# TASK REQUIREMENTS
Report each line of the data that includes the word "ylabel".

┌─ PROVIDED RECORDS

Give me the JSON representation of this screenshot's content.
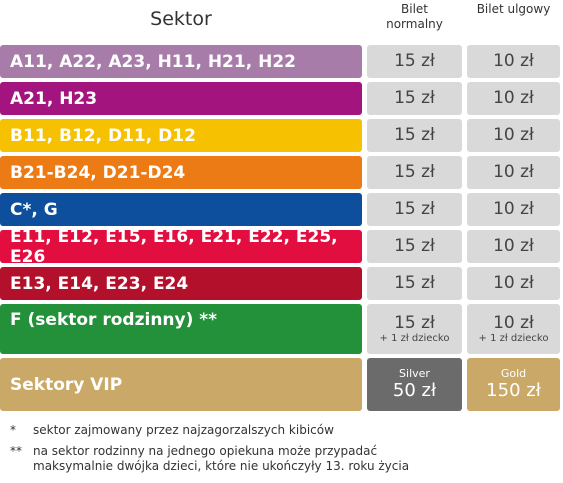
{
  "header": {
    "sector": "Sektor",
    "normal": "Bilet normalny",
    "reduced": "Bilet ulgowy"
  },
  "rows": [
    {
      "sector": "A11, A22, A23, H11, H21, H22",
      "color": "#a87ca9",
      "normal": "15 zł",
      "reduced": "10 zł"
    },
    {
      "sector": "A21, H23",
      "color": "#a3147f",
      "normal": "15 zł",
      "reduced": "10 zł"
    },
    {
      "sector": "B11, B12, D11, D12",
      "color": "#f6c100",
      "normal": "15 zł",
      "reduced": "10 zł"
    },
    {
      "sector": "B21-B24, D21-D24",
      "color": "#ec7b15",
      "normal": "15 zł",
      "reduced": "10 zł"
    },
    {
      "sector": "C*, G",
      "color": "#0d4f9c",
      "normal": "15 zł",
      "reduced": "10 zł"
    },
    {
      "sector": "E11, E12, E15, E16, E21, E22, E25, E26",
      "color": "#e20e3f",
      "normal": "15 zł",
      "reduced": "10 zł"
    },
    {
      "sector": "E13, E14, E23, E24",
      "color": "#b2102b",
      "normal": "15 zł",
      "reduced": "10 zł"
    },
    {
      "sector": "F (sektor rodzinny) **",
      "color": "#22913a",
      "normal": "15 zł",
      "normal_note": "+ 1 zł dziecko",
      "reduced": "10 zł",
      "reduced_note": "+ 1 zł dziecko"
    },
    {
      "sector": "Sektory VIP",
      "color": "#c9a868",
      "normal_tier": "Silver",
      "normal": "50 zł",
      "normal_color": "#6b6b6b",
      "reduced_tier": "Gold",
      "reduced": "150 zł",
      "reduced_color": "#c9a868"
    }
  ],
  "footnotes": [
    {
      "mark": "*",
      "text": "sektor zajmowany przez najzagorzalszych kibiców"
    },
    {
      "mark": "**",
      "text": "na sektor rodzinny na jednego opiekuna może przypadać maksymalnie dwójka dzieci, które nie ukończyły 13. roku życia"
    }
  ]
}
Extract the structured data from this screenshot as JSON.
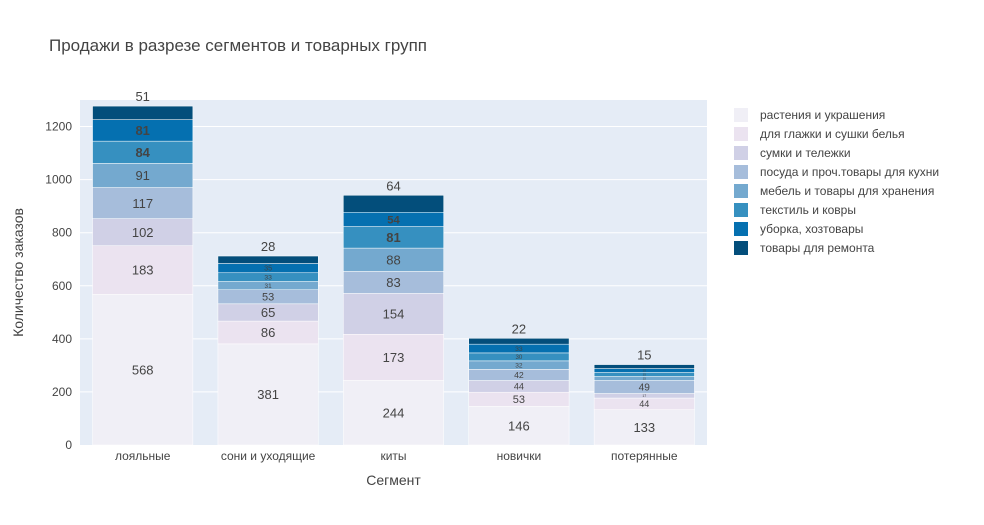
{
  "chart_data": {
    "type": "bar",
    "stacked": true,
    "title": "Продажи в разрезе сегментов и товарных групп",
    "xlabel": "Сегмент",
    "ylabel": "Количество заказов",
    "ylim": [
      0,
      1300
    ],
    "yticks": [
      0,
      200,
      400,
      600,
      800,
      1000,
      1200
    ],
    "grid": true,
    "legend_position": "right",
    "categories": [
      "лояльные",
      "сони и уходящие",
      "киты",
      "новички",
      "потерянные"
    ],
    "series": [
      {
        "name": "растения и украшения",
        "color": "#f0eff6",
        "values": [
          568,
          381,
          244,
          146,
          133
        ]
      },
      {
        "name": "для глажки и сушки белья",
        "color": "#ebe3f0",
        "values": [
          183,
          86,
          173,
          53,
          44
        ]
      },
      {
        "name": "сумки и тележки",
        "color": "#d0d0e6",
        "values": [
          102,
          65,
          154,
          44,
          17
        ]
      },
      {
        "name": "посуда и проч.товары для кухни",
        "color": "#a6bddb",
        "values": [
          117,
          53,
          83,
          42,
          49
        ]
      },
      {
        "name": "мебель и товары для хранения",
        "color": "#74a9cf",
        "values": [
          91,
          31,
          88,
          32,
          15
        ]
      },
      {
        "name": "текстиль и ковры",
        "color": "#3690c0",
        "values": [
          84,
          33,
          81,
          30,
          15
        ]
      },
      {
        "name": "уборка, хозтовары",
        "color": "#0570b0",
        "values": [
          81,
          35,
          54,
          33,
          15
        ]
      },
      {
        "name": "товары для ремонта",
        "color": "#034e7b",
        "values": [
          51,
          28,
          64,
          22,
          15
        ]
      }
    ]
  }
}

└─
┌─ PROVIDED RECORDS

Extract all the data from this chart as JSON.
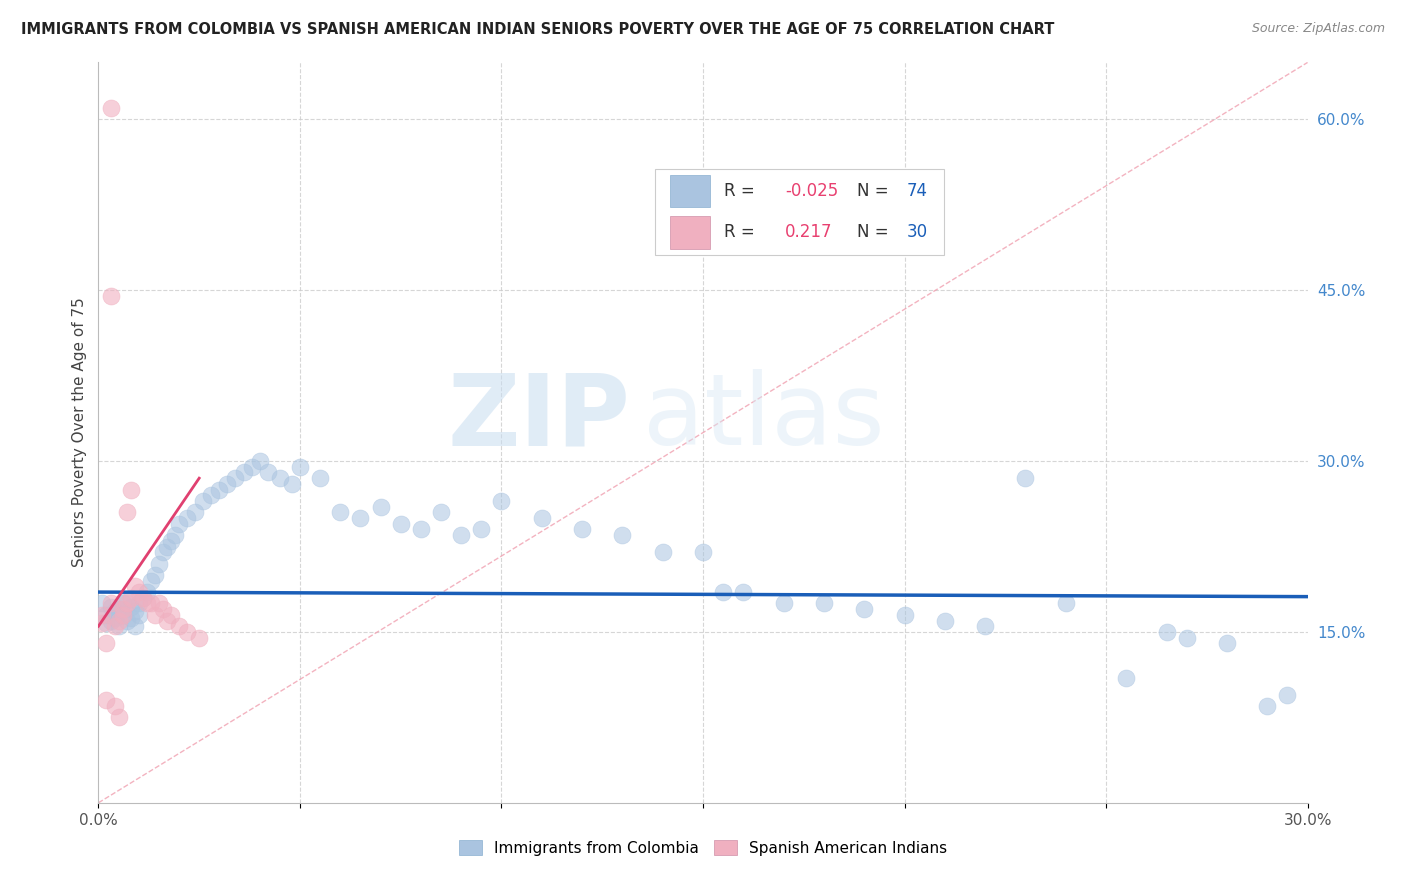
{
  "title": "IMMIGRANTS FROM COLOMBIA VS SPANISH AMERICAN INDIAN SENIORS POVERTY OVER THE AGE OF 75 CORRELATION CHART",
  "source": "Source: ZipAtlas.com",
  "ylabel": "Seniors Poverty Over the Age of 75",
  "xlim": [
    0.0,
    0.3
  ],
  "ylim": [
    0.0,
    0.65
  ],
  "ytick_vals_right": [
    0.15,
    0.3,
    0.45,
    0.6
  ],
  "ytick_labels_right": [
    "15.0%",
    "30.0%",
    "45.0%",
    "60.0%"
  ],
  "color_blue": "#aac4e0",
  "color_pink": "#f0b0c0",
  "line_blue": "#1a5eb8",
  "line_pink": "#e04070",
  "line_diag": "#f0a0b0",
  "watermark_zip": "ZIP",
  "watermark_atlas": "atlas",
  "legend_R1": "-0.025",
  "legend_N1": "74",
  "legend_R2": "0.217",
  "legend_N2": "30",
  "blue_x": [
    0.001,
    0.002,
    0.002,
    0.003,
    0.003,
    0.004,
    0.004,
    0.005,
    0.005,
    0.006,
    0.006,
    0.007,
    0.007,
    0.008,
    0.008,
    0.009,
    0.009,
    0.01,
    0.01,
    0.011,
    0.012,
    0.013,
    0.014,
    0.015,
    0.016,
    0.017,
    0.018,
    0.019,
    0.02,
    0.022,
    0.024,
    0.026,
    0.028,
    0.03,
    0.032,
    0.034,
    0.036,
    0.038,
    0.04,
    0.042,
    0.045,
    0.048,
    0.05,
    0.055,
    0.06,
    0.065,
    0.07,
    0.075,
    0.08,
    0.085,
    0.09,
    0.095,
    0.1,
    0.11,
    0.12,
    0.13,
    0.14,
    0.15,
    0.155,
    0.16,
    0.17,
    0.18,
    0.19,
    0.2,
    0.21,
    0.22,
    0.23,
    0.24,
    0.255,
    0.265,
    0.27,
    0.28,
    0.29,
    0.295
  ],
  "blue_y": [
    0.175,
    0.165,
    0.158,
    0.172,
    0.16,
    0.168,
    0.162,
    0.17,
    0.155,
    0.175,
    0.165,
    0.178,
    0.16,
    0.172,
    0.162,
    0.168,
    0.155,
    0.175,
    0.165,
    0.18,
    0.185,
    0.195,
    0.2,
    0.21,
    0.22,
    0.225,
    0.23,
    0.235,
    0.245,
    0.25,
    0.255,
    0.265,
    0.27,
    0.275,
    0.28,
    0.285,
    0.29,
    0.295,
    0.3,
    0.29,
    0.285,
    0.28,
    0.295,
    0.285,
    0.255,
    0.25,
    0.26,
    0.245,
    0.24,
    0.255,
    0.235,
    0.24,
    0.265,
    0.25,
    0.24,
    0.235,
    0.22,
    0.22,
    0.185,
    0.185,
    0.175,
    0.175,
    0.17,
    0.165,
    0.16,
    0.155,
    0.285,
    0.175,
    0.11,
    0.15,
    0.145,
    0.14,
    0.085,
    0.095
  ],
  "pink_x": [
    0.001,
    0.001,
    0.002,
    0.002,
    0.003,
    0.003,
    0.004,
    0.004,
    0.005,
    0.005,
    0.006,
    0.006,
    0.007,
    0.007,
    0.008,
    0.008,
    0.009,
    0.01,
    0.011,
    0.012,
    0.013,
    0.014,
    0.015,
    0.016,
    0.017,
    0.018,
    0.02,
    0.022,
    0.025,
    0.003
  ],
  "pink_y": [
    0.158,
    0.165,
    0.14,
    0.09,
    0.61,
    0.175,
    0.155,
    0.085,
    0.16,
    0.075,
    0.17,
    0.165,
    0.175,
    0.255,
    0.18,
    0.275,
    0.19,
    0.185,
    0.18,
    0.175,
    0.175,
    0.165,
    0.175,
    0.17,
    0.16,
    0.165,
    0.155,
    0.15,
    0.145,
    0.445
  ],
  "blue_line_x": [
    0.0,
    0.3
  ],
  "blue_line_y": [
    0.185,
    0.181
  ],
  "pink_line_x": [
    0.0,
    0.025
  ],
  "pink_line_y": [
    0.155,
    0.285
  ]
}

└─

# RESPONSE BELOW
    "ylabel": "Количество заказов",
  "ylabel": "Seniors Poverty Over the Age of 75",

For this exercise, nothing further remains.